Copy out every line containing the word "ylabel".

[begin Data provided]

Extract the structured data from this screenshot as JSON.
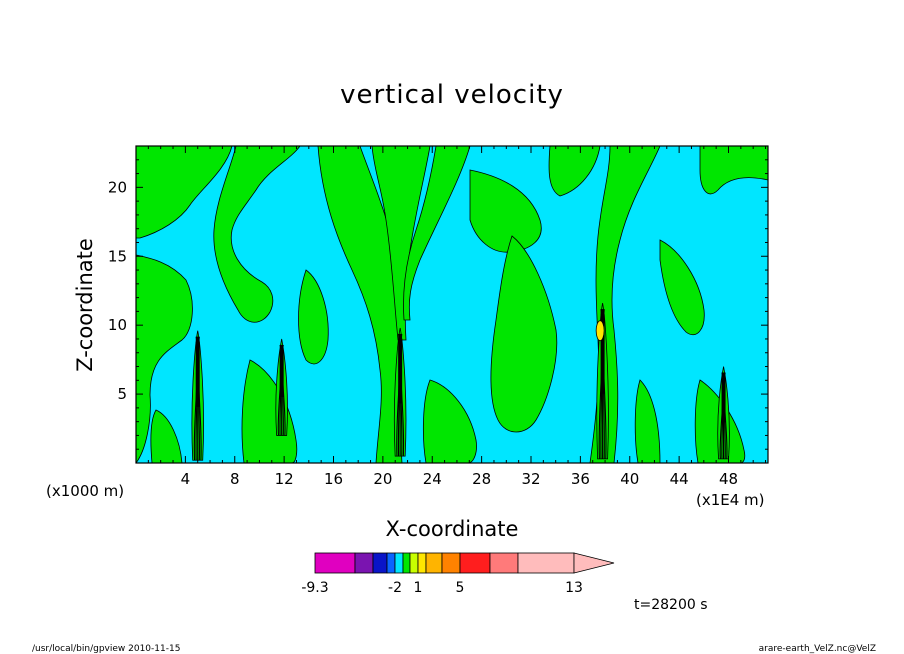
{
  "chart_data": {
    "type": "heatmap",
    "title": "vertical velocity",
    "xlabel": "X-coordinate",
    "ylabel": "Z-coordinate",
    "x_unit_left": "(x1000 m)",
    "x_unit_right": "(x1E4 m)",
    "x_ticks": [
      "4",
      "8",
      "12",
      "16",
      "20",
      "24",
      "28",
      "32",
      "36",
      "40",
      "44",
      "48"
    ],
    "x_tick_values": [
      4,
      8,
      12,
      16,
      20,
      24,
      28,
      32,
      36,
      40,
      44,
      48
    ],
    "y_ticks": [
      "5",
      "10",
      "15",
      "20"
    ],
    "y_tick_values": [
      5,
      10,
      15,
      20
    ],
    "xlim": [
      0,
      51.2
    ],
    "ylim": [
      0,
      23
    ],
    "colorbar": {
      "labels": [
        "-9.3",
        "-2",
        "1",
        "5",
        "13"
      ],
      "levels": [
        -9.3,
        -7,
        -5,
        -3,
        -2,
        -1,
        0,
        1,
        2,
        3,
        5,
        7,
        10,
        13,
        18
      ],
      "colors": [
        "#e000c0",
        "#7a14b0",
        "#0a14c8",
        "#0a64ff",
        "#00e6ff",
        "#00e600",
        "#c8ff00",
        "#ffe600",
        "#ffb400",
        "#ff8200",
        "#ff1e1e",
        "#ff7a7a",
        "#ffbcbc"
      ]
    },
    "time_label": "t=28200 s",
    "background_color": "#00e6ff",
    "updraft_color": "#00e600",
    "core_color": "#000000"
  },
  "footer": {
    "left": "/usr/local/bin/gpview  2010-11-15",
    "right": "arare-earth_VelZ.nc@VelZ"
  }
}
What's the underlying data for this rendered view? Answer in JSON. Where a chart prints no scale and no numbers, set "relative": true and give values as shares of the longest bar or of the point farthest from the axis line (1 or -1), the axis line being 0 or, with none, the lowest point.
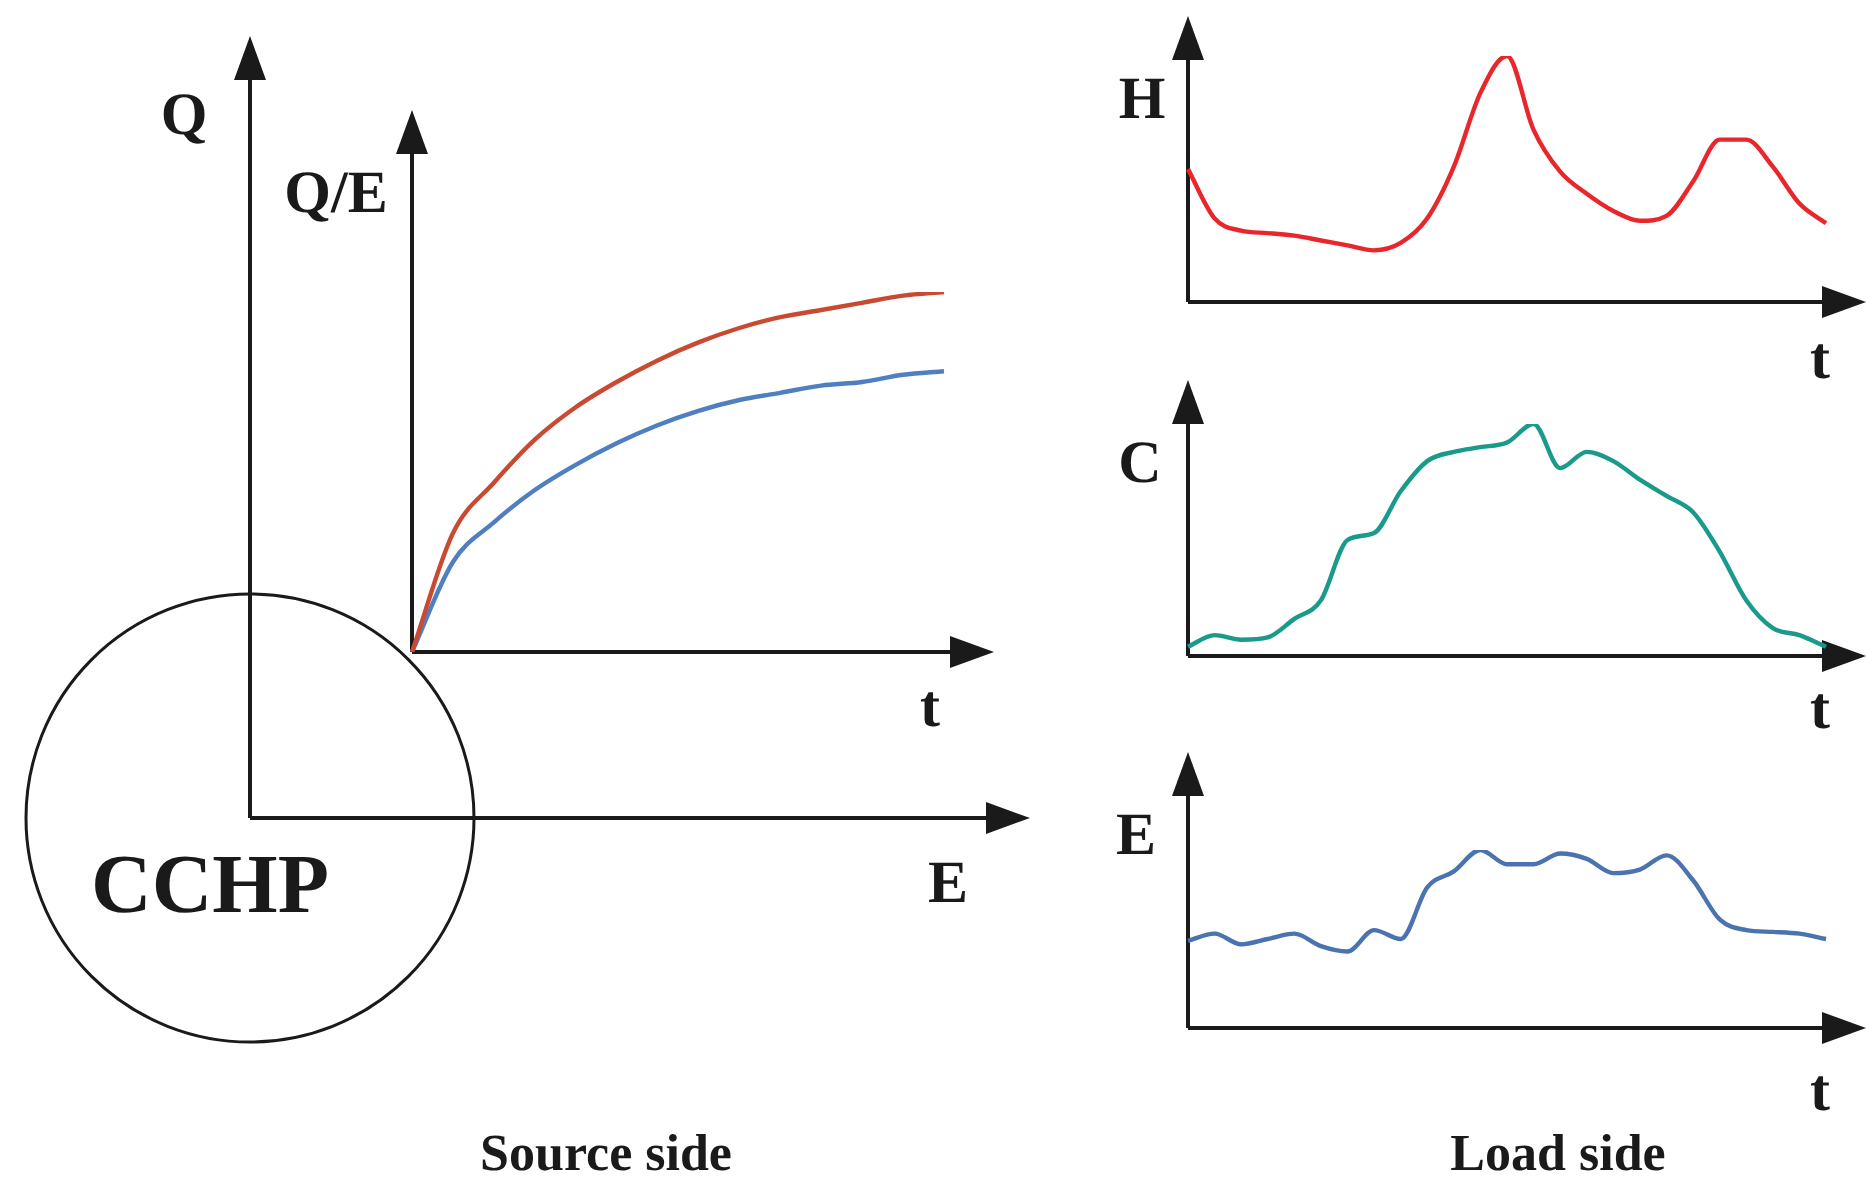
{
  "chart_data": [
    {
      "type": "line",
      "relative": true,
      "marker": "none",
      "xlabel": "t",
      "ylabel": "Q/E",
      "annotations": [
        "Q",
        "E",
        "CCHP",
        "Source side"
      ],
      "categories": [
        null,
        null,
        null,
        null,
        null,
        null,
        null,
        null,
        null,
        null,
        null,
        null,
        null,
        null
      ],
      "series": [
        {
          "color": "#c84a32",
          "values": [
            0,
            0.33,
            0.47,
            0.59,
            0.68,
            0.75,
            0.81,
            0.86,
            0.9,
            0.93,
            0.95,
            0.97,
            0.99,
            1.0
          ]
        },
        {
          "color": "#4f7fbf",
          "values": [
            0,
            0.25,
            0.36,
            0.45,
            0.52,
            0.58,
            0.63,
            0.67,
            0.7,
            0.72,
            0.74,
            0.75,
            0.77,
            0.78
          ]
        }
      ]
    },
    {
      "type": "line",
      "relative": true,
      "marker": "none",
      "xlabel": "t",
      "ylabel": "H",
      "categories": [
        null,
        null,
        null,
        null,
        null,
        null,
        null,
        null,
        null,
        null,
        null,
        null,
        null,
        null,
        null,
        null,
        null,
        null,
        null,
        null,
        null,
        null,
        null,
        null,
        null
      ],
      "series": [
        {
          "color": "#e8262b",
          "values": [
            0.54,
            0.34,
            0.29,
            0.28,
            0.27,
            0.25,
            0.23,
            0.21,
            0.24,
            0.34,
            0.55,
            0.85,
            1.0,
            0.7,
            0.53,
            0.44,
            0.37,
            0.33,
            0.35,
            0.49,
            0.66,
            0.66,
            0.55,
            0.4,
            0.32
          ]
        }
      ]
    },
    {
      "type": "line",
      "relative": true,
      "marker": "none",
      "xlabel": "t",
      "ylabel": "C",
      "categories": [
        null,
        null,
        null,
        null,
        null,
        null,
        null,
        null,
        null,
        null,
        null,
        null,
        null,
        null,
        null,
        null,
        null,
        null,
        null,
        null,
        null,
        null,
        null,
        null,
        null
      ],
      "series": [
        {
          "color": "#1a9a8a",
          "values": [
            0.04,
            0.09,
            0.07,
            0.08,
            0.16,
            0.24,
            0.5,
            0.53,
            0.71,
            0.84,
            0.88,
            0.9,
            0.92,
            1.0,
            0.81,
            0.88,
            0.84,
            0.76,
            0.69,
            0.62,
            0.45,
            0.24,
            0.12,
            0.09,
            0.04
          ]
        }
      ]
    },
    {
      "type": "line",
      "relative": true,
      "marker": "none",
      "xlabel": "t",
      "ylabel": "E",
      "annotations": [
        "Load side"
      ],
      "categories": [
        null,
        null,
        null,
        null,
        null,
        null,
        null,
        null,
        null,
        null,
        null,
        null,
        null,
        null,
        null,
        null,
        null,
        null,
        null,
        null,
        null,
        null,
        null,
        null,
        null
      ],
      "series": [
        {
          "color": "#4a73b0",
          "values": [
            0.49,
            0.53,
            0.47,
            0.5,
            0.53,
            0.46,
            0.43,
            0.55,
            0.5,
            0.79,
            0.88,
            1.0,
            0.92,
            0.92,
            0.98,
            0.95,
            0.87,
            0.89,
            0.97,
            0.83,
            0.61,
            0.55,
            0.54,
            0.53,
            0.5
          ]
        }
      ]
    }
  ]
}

[end Data provided]

Answer for the task -
    "ylabel": "Z-coordinate",
      "ylabel": "Q/E",
      "ylabel": "H",
      "ylabel": "C",
      "ylabel": "E",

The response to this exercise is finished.